_Extracted information_:
_ _ _ _ _ _ _

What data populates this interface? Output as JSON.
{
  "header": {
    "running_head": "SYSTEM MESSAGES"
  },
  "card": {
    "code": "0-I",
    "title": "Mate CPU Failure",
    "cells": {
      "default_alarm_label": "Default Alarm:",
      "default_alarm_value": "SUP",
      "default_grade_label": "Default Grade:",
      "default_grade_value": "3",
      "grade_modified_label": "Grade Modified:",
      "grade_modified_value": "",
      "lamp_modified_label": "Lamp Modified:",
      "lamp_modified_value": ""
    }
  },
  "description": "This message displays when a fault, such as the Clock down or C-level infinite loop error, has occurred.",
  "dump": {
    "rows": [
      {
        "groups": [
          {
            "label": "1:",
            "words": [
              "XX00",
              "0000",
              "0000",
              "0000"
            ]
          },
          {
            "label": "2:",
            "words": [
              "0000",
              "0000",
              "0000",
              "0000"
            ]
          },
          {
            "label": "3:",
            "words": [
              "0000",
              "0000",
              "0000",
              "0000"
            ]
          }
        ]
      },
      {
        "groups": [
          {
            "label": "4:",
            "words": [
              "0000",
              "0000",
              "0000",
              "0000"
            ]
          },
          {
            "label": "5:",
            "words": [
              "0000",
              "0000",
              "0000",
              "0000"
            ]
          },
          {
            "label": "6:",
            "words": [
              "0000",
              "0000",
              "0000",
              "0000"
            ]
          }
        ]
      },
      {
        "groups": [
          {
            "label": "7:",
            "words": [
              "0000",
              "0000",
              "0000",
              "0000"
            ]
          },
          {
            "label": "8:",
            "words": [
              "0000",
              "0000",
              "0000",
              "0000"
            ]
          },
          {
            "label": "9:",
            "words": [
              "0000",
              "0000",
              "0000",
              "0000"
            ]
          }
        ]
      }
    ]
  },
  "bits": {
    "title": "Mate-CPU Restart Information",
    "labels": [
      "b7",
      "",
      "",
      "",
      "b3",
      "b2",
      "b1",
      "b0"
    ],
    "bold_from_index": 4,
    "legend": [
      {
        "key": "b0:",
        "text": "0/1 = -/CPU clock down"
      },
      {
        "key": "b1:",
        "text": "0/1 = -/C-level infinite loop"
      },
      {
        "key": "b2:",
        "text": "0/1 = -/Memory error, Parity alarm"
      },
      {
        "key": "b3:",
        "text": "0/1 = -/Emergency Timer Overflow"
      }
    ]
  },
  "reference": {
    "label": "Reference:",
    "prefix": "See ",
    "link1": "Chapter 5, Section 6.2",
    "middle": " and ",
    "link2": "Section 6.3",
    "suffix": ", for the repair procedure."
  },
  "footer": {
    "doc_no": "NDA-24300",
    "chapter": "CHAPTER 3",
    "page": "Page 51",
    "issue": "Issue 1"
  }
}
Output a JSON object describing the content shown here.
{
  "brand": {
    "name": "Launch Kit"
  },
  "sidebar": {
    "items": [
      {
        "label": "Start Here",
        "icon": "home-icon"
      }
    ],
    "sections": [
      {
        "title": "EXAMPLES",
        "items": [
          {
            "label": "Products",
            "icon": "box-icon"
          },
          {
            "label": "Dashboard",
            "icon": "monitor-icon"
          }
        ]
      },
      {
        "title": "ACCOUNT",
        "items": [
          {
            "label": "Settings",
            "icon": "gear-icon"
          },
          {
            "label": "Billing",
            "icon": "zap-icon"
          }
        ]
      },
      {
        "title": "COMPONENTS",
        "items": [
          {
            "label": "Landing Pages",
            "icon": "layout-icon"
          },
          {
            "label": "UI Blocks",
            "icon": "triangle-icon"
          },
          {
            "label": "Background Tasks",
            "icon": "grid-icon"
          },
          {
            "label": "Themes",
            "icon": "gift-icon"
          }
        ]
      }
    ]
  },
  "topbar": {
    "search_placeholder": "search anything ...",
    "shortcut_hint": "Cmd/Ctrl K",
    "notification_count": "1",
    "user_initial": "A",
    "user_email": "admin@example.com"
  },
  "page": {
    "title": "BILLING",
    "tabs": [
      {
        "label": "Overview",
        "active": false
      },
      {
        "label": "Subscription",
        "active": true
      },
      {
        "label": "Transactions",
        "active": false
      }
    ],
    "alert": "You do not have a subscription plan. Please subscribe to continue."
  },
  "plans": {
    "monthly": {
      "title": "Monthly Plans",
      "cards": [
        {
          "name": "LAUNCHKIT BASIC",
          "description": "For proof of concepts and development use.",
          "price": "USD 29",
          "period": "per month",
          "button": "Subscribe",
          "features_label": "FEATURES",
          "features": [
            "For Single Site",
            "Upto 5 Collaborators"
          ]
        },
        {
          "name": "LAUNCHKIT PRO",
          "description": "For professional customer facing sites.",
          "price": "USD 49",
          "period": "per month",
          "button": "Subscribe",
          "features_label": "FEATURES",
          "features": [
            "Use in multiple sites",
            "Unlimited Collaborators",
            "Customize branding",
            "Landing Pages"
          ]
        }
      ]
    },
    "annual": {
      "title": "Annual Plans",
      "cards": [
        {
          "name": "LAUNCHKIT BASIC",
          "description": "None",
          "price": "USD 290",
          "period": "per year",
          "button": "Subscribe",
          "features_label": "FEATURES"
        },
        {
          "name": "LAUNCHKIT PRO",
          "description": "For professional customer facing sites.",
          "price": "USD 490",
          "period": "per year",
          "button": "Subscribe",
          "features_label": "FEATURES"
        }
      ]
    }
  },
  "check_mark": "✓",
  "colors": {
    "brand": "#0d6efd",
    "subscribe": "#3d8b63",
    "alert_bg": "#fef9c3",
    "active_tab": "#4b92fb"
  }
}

_ _ _ _ _ _ _

_Description of the task_: Transcribe every entry exactly.

_The answer_:
What data populates this interface? Output as JSON.
{
  "header": {
    "running_head": "SYSTEM MESSAGES"
  },
  "card": {
    "code": "0-I",
    "title": "Mate CPU Failure",
    "cells": {
      "default_alarm_label": "Default Alarm:",
      "default_alarm_value": "SUP",
      "default_grade_label": "Default Grade:",
      "default_grade_value": "3",
      "grade_modified_label": "Grade Modified:",
      "grade_modified_value": "",
      "lamp_modified_label": "Lamp Modified:",
      "lamp_modified_value": ""
    }
  },
  "description": "This message displays when a fault, such as the Clock down or C-level infinite loop error, has occurred.",
  "dump": {
    "rows": [
      {
        "groups": [
          {
            "label": "1:",
            "words": [
              "XX00",
              "0000",
              "0000",
              "0000"
            ]
          },
          {
            "label": "2:",
            "words": [
              "0000",
              "0000",
              "0000",
              "0000"
            ]
          },
          {
            "label": "3:",
            "words": [
              "0000",
              "0000",
              "0000",
              "0000"
            ]
          }
        ]
      },
      {
        "groups": [
          {
            "label": "4:",
            "words": [
              "0000",
              "0000",
              "0000",
              "0000"
            ]
          },
          {
            "label": "5:",
            "words": [
              "0000",
              "0000",
              "0000",
              "0000"
            ]
          },
          {
            "label": "6:",
            "words": [
              "0000",
              "0000",
              "0000",
              "0000"
            ]
          }
        ]
      },
      {
        "groups": [
          {
            "label": "7:",
            "words": [
              "0000",
              "0000",
              "0000",
              "0000"
            ]
          },
          {
            "label": "8:",
            "words": [
              "0000",
              "0000",
              "0000",
              "0000"
            ]
          },
          {
            "label": "9:",
            "words": [
              "0000",
              "0000",
              "0000",
              "0000"
            ]
          }
        ]
      }
    ]
  },
  "bits": {
    "title": "Mate-CPU Restart Information",
    "labels": [
      "b7",
      "",
      "",
      "",
      "b3",
      "b2",
      "b1",
      "b0"
    ],
    "bold_from_index": 4,
    "legend": [
      {
        "key": "b0:",
        "text": "0/1 = -/CPU clock down"
      },
      {
        "key": "b1:",
        "text": "0/1 = -/C-level infinite loop"
      },
      {
        "key": "b2:",
        "text": "0/1 = -/Memory error, Parity alarm"
      },
      {
        "key": "b3:",
        "text": "0/1 = -/Emergency Timer Overflow"
      }
    ]
  },
  "reference": {
    "label": "Reference:",
    "prefix": "See ",
    "link1": "Chapter 5, Section 6.2",
    "middle": " and ",
    "link2": "Section 6.3",
    "suffix": ", for the repair procedure."
  },
  "footer": {
    "doc_no": "NDA-24300",
    "chapter": "CHAPTER 3",
    "page": "Page 51",
    "issue": "Issue 1"
  }
}
Output a JSON object describing the content shown here.
{
  "brand": {
    "name": "Launch Kit"
  },
  "sidebar": {
    "items": [
      {
        "label": "Start Here",
        "icon": "home-icon"
      }
    ],
    "sections": [
      {
        "title": "EXAMPLES",
        "items": [
          {
            "label": "Products",
            "icon": "box-icon"
          },
          {
            "label": "Dashboard",
            "icon": "monitor-icon"
          }
        ]
      },
      {
        "title": "ACCOUNT",
        "items": [
          {
            "label": "Settings",
            "icon": "gear-icon"
          },
          {
            "label": "Billing",
            "icon": "zap-icon"
          }
        ]
      },
      {
        "title": "COMPONENTS",
        "items": [
          {
            "label": "Landing Pages",
            "icon": "layout-icon"
          },
          {
            "label": "UI Blocks",
            "icon": "triangle-icon"
          },
          {
            "label": "Background Tasks",
            "icon": "grid-icon"
          },
          {
            "label": "Themes",
            "icon": "gift-icon"
          }
        ]
      }
    ]
  },
  "topbar": {
    "search_placeholder": "search anything ...",
    "shortcut_hint": "Cmd/Ctrl K",
    "notification_count": "1",
    "user_initial": "A",
    "user_email": "admin@example.com"
  },
  "page": {
    "title": "BILLING",
    "tabs": [
      {
        "label": "Overview",
        "active": false
      },
      {
        "label": "Subscription",
        "active": true
      },
      {
        "label": "Transactions",
        "active": false
      }
    ],
    "alert": "You do not have a subscription plan. Please subscribe to continue."
  },
  "plans": {
    "monthly": {
      "title": "Monthly Plans",
      "cards": [
        {
          "name": "LAUNCHKIT BASIC",
          "description": "For proof of concepts and development use.",
          "price": "USD 29",
          "period": "per month",
          "button": "Subscribe",
          "features_label": "FEATURES",
          "features": [
            "For Single Site",
            "Upto 5 Collaborators"
          ]
        },
        {
          "name": "LAUNCHKIT PRO",
          "description": "For professional customer facing sites.",
          "price": "USD 49",
          "period": "per month",
          "button": "Subscribe",
          "features_label": "FEATURES",
          "features": [
            "Use in multiple sites",
            "Unlimited Collaborators",
            "Customize branding",
            "Landing Pages"
          ]
        }
      ]
    },
    "annual": {
      "title": "Annual Plans",
      "cards": [
        {
          "name": "LAUNCHKIT BASIC",
          "description": "None",
          "price": "USD 290",
          "period": "per year",
          "button": "Subscribe",
          "features_label": "FEATURES"
        },
        {
          "name": "LAUNCHKIT PRO",
          "description": "For professional customer facing sites.",
          "price": "USD 490",
          "period": "per year",
          "button": "Subscribe",
          "features_label": "FEATURES"
        }
      ]
    }
  },
  "check_mark": "✓",
  "colors": {
    "brand": "#0d6efd",
    "subscribe": "#3d8b63",
    "alert_bg": "#fef9c3",
    "active_tab": "#4b92fb"
  }
}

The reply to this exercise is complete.